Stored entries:
>> Start

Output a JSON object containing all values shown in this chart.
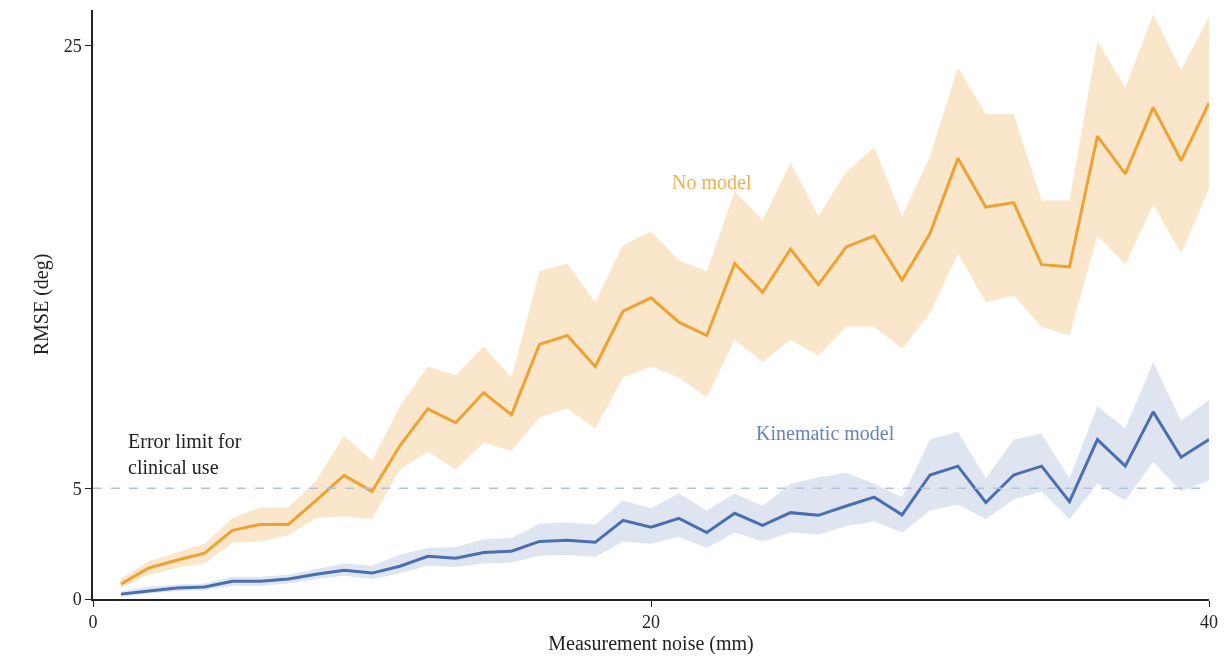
{
  "chart_data": {
    "type": "line",
    "xlabel": "Measurement noise (mm)",
    "ylabel": "RMSE (deg)",
    "x": [
      1,
      2,
      3,
      4,
      5,
      6,
      7,
      8,
      9,
      10,
      11,
      12,
      13,
      14,
      15,
      16,
      17,
      18,
      19,
      20,
      21,
      22,
      23,
      24,
      25,
      26,
      27,
      28,
      29,
      30,
      31,
      32,
      33,
      34,
      35,
      36,
      37,
      38,
      39,
      40
    ],
    "series": [
      {
        "name": "No model",
        "color": "#eea232",
        "values": [
          0.67,
          1.4,
          1.75,
          2.07,
          3.1,
          3.37,
          3.37,
          4.45,
          5.58,
          4.86,
          6.92,
          8.59,
          7.96,
          9.31,
          8.32,
          11.5,
          11.9,
          10.5,
          13.0,
          13.6,
          12.5,
          11.9,
          15.15,
          13.85,
          15.8,
          14.2,
          15.9,
          16.4,
          14.4,
          16.5,
          19.9,
          17.7,
          17.9,
          15.1,
          15.0,
          20.9,
          19.2,
          22.2,
          19.8,
          22.4
        ],
        "lower": [
          0.5,
          1.1,
          1.4,
          1.6,
          2.54,
          2.6,
          2.88,
          3.66,
          3.73,
          3.6,
          5.85,
          6.65,
          5.85,
          7.06,
          6.7,
          8.2,
          8.6,
          7.7,
          10.0,
          10.5,
          10.0,
          9.1,
          11.7,
          10.7,
          11.7,
          11.0,
          12.3,
          12.3,
          11.3,
          12.9,
          15.6,
          13.4,
          13.7,
          12.3,
          11.9,
          16.4,
          15.1,
          17.8,
          15.6,
          18.5
        ],
        "upper": [
          0.9,
          1.7,
          2.1,
          2.5,
          3.66,
          4.14,
          4.14,
          5.35,
          7.37,
          6.25,
          8.7,
          10.5,
          10.1,
          11.4,
          10.0,
          14.8,
          15.15,
          13.4,
          16.0,
          16.6,
          15.3,
          14.8,
          18.4,
          17.1,
          19.7,
          17.3,
          19.3,
          20.4,
          17.3,
          20.0,
          24.0,
          21.9,
          21.9,
          18.0,
          18.0,
          25.2,
          23.1,
          26.4,
          23.9,
          26.3
        ]
      },
      {
        "name": "Kinematic model",
        "color": "#4a6fb0",
        "values": [
          0.22,
          0.36,
          0.5,
          0.54,
          0.8,
          0.8,
          0.9,
          1.12,
          1.3,
          1.17,
          1.48,
          1.93,
          1.84,
          2.1,
          2.16,
          2.6,
          2.65,
          2.56,
          3.55,
          3.24,
          3.64,
          3.0,
          3.87,
          3.33,
          3.9,
          3.78,
          4.2,
          4.6,
          3.8,
          5.6,
          6.0,
          4.36,
          5.6,
          6.0,
          4.4,
          7.2,
          6.0,
          8.45,
          6.4,
          7.2
        ],
        "lower": [
          0.1,
          0.25,
          0.35,
          0.4,
          0.6,
          0.6,
          0.7,
          0.9,
          1.05,
          0.9,
          1.15,
          1.5,
          1.45,
          1.6,
          1.65,
          1.95,
          2.0,
          1.9,
          2.6,
          2.5,
          2.8,
          2.3,
          3.0,
          2.6,
          3.0,
          2.9,
          3.3,
          3.5,
          3.0,
          4.0,
          4.27,
          3.6,
          4.5,
          4.86,
          3.6,
          5.2,
          4.45,
          6.2,
          4.86,
          5.35
        ],
        "upper": [
          0.35,
          0.55,
          0.65,
          0.7,
          1.0,
          1.0,
          1.1,
          1.35,
          1.6,
          1.5,
          2.0,
          2.3,
          2.35,
          2.7,
          2.75,
          3.4,
          3.45,
          3.35,
          4.45,
          4.1,
          4.77,
          4.0,
          4.77,
          4.2,
          5.2,
          5.5,
          5.7,
          5.2,
          4.6,
          7.2,
          7.55,
          5.44,
          7.2,
          7.46,
          5.44,
          8.7,
          7.7,
          10.7,
          8.05,
          9.0
        ]
      }
    ],
    "ref_lines": [
      {
        "axis": "y",
        "value": 5,
        "label": "Error limit for\nclinical use",
        "color": "#b4c3dc",
        "line_style": "dashed"
      }
    ],
    "xlim": [
      0,
      40
    ],
    "xticks": [
      0,
      20,
      40
    ],
    "ylim": [
      0,
      26.6
    ],
    "yticks": [
      0,
      5,
      25
    ],
    "legend": false,
    "marker": "none",
    "line_style": "solid"
  }
}
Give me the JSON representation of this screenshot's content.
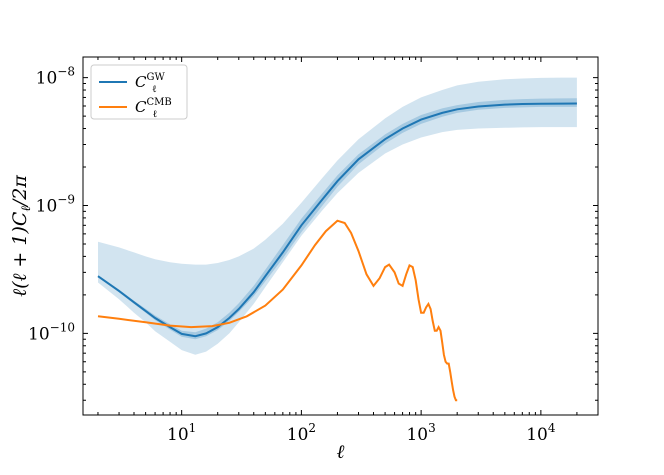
{
  "chart_data": {
    "type": "line",
    "title": "",
    "xlabel": "ℓ",
    "ylabel": "ℓ(ℓ + 1)C",
    "ylabel_sub": "ℓ",
    "ylabel_tail": "/2π",
    "xscale": "log",
    "yscale": "log",
    "xlim": [
      1.5,
      30000
    ],
    "ylim": [
      2.3e-11,
      1.45e-08
    ],
    "grid": false,
    "legend_position": "top-left",
    "x_ticks": [
      {
        "value": 10,
        "base": "10",
        "exp": "1"
      },
      {
        "value": 100,
        "base": "10",
        "exp": "2"
      },
      {
        "value": 1000,
        "base": "10",
        "exp": "3"
      },
      {
        "value": 10000,
        "base": "10",
        "exp": "4"
      }
    ],
    "y_ticks": [
      {
        "value": 1e-10,
        "base": "10",
        "exp": "−10"
      },
      {
        "value": 1e-09,
        "base": "10",
        "exp": "−9"
      },
      {
        "value": 1e-08,
        "base": "10",
        "exp": "−8"
      }
    ],
    "series": [
      {
        "name": "C",
        "name_sub": "ℓ",
        "name_sup": "GW",
        "color": "#1f77b4",
        "x": [
          2,
          3,
          4,
          5,
          6,
          8,
          10,
          13,
          16,
          20,
          25,
          30,
          40,
          50,
          70,
          100,
          150,
          200,
          300,
          500,
          700,
          1000,
          1500,
          2000,
          3000,
          5000,
          7000,
          10000,
          15000,
          20000
        ],
        "y": [
          2.8e-10,
          2.15e-10,
          1.75e-10,
          1.5e-10,
          1.32e-10,
          1.12e-10,
          9.9e-11,
          9.5e-11,
          1e-10,
          1.12e-10,
          1.32e-10,
          1.55e-10,
          2.1e-10,
          2.8e-10,
          4.3e-10,
          7e-10,
          1.12e-09,
          1.55e-09,
          2.3e-09,
          3.3e-09,
          4e-09,
          4.7e-09,
          5.3e-09,
          5.65e-09,
          5.95e-09,
          6.15e-09,
          6.22e-09,
          6.25e-09,
          6.27e-09,
          6.28e-09
        ],
        "band_outer_lower": [
          2.5e-10,
          1.85e-10,
          1.45e-10,
          1.22e-10,
          1.04e-10,
          8.6e-11,
          7.4e-11,
          6.8e-11,
          7.2e-11,
          8.3e-11,
          1e-10,
          1.22e-10,
          1.7e-10,
          2.3e-10,
          3.6e-10,
          5.8e-10,
          9.2e-10,
          1.25e-09,
          1.8e-09,
          2.55e-09,
          3e-09,
          3.4e-09,
          3.75e-09,
          3.9e-09,
          4e-09,
          4.05e-09,
          4.08e-09,
          4.1e-09,
          4.1e-09,
          4.1e-09
        ],
        "band_outer_upper": [
          5.2e-10,
          4.7e-10,
          4.3e-10,
          4e-10,
          3.8e-10,
          3.6e-10,
          3.5e-10,
          3.45e-10,
          3.45e-10,
          3.55e-10,
          3.75e-10,
          4e-10,
          4.6e-10,
          5.4e-10,
          7.2e-10,
          1.05e-09,
          1.65e-09,
          2.25e-09,
          3.3e-09,
          4.8e-09,
          5.9e-09,
          7e-09,
          8e-09,
          8.7e-09,
          9.3e-09,
          9.7e-09,
          9.85e-09,
          9.95e-09,
          1e-08,
          1e-08
        ],
        "band_inner_lower": [
          2.75e-10,
          2.1e-10,
          1.7e-10,
          1.45e-10,
          1.27e-10,
          1.07e-10,
          9.4e-11,
          9e-11,
          9.5e-11,
          1.06e-10,
          1.25e-10,
          1.47e-10,
          1.95e-10,
          2.55e-10,
          3.85e-10,
          6.2e-10,
          1e-09,
          1.4e-09,
          2.1e-09,
          3.05e-09,
          3.7e-09,
          4.35e-09,
          4.95e-09,
          5.3e-09,
          5.6e-09,
          5.8e-09,
          5.85e-09,
          5.9e-09,
          5.9e-09,
          5.9e-09
        ],
        "band_inner_upper": [
          2.85e-10,
          2.2e-10,
          1.8e-10,
          1.56e-10,
          1.38e-10,
          1.18e-10,
          1.05e-10,
          1.02e-10,
          1.09e-10,
          1.22e-10,
          1.45e-10,
          1.72e-10,
          2.35e-10,
          3.15e-10,
          4.9e-10,
          7.9e-10,
          1.25e-09,
          1.72e-09,
          2.52e-09,
          3.6e-09,
          4.35e-09,
          5.1e-09,
          5.75e-09,
          6.1e-09,
          6.45e-09,
          6.7e-09,
          6.8e-09,
          6.85e-09,
          6.88e-09,
          6.9e-09
        ]
      },
      {
        "name": "C",
        "name_sub": "ℓ",
        "name_sup": "CMB",
        "color": "#ff7f0e",
        "x": [
          2,
          3,
          5,
          8,
          12,
          18,
          25,
          35,
          50,
          70,
          100,
          130,
          160,
          200,
          230,
          260,
          300,
          350,
          400,
          450,
          500,
          540,
          600,
          650,
          700,
          750,
          800,
          850,
          900,
          950,
          1000,
          1050,
          1100,
          1150,
          1200,
          1250,
          1300,
          1350,
          1400,
          1450,
          1500,
          1550,
          1600,
          1650,
          1700,
          1750,
          1800,
          1850,
          1900,
          1950,
          2000
        ],
        "y": [
          1.36e-10,
          1.3e-10,
          1.22e-10,
          1.15e-10,
          1.12e-10,
          1.14e-10,
          1.21e-10,
          1.36e-10,
          1.65e-10,
          2.2e-10,
          3.4e-10,
          4.9e-10,
          6.3e-10,
          7.6e-10,
          7.3e-10,
          6.1e-10,
          4.4e-10,
          2.9e-10,
          2.35e-10,
          2.7e-10,
          3.3e-10,
          3.45e-10,
          3e-10,
          2.45e-10,
          2.35e-10,
          2.9e-10,
          3.4e-10,
          3.3e-10,
          2.6e-10,
          1.85e-10,
          1.45e-10,
          1.45e-10,
          1.6e-10,
          1.7e-10,
          1.55e-10,
          1.25e-10,
          1.05e-10,
          1.05e-10,
          1.12e-10,
          1.05e-10,
          8.5e-11,
          6.8e-11,
          6e-11,
          5.8e-11,
          5.8e-11,
          5e-11,
          4.2e-11,
          3.6e-11,
          3.2e-11,
          3e-11,
          3e-11
        ]
      }
    ]
  }
}
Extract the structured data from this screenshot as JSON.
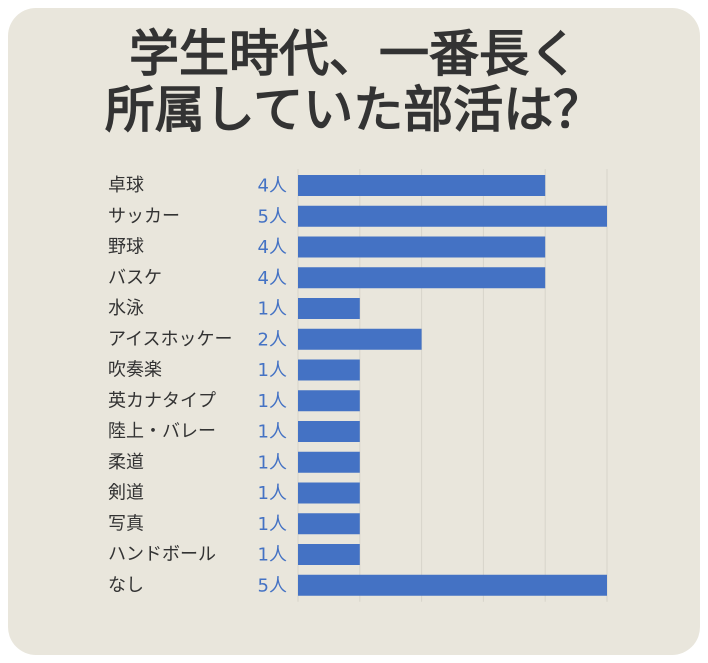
{
  "chart_data": {
    "type": "bar",
    "orientation": "horizontal",
    "title_lines": [
      "学生時代、一番長く",
      "所属していた部活は？"
    ],
    "categories": [
      "卓球",
      "サッカー",
      "野球",
      "バスケ",
      "水泳",
      "アイスホッケー",
      "吹奏楽",
      "英カナタイプ",
      "陸上・バレー",
      "柔道",
      "剣道",
      "写真",
      "ハンドボール",
      "なし"
    ],
    "values": [
      4,
      5,
      4,
      4,
      1,
      2,
      1,
      1,
      1,
      1,
      1,
      1,
      1,
      5
    ],
    "value_unit": "人",
    "xlim": [
      0,
      5
    ],
    "grid": true
  },
  "colors": {
    "panel": "#e9e6dc",
    "title": "#333333",
    "category_label": "#333333",
    "bar": "#4472c4",
    "value_label": "#4472c4"
  }
}
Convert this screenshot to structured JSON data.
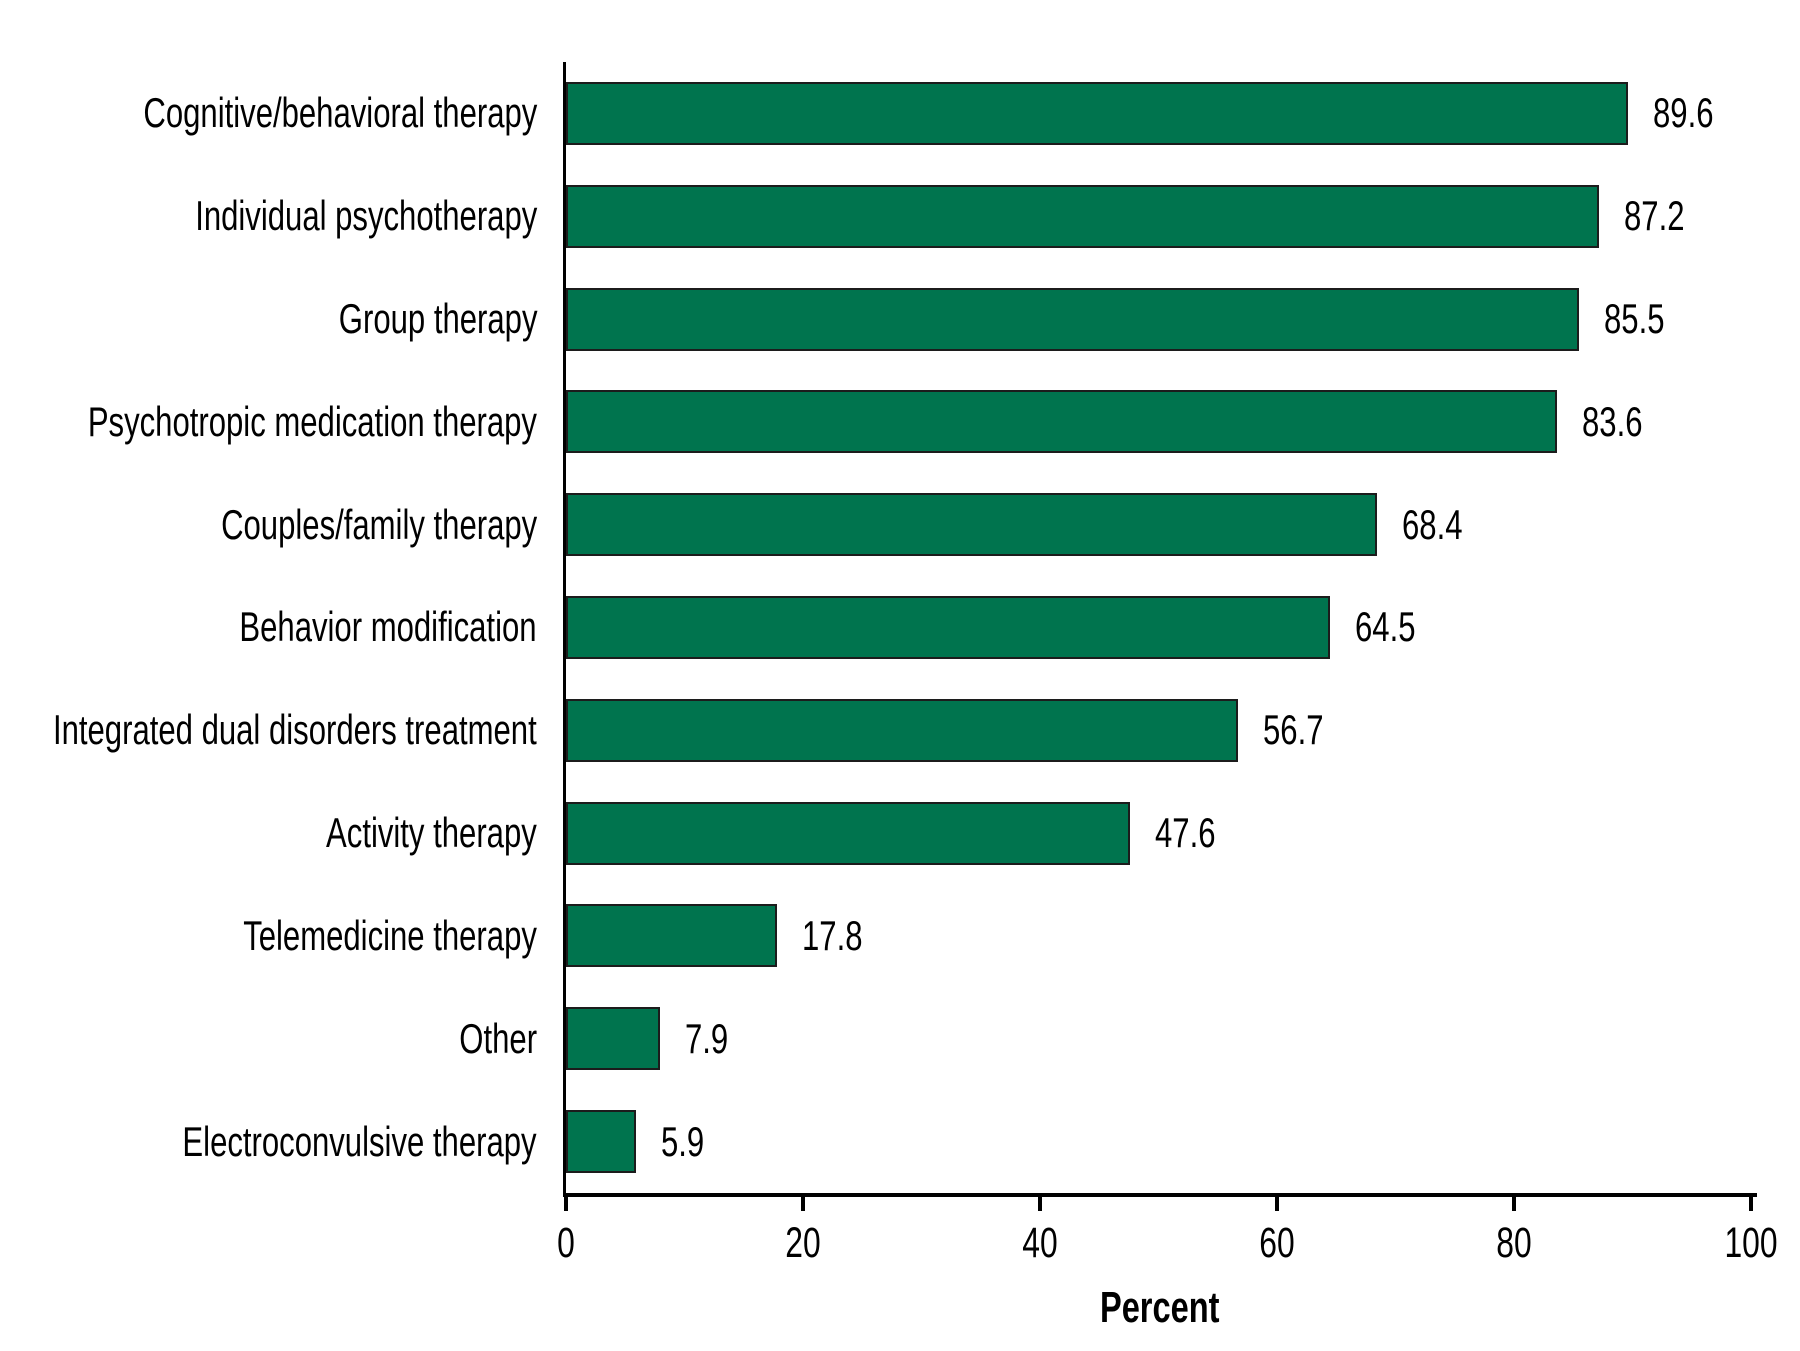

>> End

WHAT YOU WILL DO: Find the line containing "Extract the structured", then extract it and every line after it to the end of the data above, exactly and nothing else, without pictures.

EXPECTED ANSWER:
Extract the structured data from this screenshot as JSON.
{
  "chart_data": {
    "type": "bar",
    "orientation": "horizontal",
    "title_lines": [
      "学生時代、一番長く",
      "所属していた部活は？"
    ],
    "categories": [
      "卓球",
      "サッカー",
      "野球",
      "バスケ",
      "水泳",
      "アイスホッケー",
      "吹奏楽",
      "英カナタイプ",
      "陸上・バレー",
      "柔道",
      "剣道",
      "写真",
      "ハンドボール",
      "なし"
    ],
    "values": [
      4,
      5,
      4,
      4,
      1,
      2,
      1,
      1,
      1,
      1,
      1,
      1,
      1,
      5
    ],
    "value_unit": "人",
    "xlim": [
      0,
      5
    ],
    "grid": true
  },
  "colors": {
    "panel": "#e9e6dc",
    "title": "#333333",
    "category_label": "#333333",
    "bar": "#4472c4",
    "value_label": "#4472c4"
  }
}
Convert this screenshot to structured JSON data.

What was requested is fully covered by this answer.